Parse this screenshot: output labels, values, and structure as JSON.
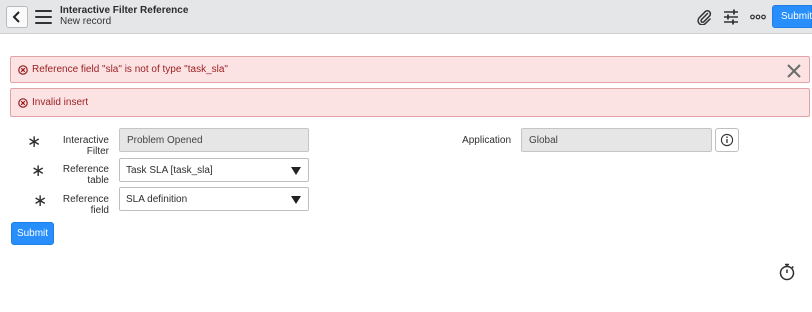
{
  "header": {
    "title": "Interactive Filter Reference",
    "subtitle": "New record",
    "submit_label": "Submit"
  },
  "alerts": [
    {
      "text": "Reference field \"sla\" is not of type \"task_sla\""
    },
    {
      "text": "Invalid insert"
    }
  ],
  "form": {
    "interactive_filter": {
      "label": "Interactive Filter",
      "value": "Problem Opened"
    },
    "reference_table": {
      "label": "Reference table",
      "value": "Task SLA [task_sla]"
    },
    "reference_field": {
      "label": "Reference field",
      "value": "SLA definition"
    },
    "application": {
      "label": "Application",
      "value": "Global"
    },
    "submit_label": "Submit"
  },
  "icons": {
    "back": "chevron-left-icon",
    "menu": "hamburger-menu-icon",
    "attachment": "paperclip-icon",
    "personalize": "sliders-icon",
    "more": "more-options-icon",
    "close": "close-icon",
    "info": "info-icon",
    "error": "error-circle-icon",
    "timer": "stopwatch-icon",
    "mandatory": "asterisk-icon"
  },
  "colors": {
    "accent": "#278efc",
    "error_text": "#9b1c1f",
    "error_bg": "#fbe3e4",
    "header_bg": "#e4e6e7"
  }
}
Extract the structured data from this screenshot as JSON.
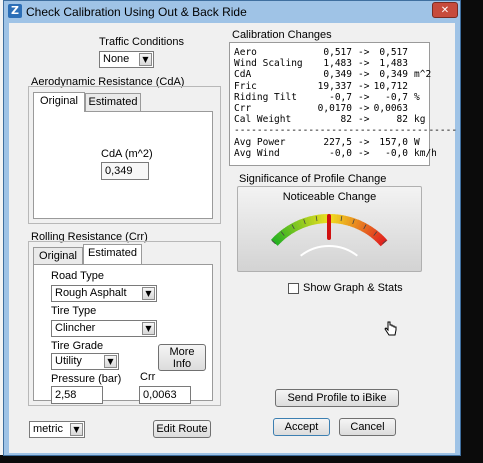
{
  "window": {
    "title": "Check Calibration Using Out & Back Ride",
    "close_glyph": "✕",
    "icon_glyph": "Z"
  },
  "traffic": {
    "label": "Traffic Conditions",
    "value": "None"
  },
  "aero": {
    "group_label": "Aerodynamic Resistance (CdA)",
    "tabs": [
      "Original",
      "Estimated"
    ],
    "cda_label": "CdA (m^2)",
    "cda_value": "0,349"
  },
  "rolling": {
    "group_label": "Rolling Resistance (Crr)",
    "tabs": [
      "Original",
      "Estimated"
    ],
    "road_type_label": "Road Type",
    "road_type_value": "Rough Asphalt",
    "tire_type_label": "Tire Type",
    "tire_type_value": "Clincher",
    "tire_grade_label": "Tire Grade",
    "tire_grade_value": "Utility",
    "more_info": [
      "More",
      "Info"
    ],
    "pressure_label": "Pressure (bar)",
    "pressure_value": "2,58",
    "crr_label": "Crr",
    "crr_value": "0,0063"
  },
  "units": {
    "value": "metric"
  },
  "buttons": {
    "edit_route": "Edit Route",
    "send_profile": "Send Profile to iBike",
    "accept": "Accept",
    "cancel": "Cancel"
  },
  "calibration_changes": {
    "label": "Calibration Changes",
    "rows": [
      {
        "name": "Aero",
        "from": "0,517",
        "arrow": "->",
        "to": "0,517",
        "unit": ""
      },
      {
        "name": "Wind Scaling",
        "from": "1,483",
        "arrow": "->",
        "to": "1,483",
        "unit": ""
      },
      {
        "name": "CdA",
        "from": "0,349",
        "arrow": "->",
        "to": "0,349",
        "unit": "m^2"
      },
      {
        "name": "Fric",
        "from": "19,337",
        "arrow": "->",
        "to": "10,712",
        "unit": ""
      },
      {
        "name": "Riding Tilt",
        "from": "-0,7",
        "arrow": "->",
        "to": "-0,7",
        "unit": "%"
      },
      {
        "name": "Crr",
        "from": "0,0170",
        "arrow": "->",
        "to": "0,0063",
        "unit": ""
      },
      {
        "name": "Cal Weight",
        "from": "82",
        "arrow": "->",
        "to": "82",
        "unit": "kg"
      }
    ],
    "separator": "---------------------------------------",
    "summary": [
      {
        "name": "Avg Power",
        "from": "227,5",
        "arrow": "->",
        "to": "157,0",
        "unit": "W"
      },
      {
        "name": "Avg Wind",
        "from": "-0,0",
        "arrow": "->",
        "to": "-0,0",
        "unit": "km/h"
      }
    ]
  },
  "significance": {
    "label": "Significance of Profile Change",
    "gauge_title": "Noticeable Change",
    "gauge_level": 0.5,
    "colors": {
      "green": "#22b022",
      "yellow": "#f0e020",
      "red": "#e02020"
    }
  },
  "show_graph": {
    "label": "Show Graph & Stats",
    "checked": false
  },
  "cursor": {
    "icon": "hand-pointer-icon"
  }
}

-- -- --

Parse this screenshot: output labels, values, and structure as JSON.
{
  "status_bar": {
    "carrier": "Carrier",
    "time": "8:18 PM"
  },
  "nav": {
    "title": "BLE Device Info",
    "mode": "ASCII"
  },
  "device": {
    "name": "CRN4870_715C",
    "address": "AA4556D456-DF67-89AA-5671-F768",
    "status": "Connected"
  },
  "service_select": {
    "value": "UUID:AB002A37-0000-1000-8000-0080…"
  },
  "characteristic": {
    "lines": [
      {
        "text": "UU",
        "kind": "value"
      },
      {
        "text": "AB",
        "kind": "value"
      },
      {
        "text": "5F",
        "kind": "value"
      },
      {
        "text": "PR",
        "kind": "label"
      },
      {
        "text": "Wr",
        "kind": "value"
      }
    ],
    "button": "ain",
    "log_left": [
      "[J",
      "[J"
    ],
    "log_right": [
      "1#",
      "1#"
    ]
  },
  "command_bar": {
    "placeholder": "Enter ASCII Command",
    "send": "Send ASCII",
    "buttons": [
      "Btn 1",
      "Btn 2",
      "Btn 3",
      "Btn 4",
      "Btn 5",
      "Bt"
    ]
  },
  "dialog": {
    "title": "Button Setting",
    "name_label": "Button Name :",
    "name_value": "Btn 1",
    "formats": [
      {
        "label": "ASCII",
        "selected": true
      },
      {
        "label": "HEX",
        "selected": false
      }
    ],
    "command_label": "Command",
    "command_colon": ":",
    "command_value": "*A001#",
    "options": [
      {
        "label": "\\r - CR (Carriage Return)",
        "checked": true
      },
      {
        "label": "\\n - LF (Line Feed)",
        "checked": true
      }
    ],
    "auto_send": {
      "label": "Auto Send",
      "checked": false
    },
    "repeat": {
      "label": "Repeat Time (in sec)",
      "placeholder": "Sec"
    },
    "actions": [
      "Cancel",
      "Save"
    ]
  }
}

-- -- --

Directions -
Pull out every line in the data above that has the word "checked".

Output of the task -
    "checked": false
        "checked": true
        "checked": true
      "checked": false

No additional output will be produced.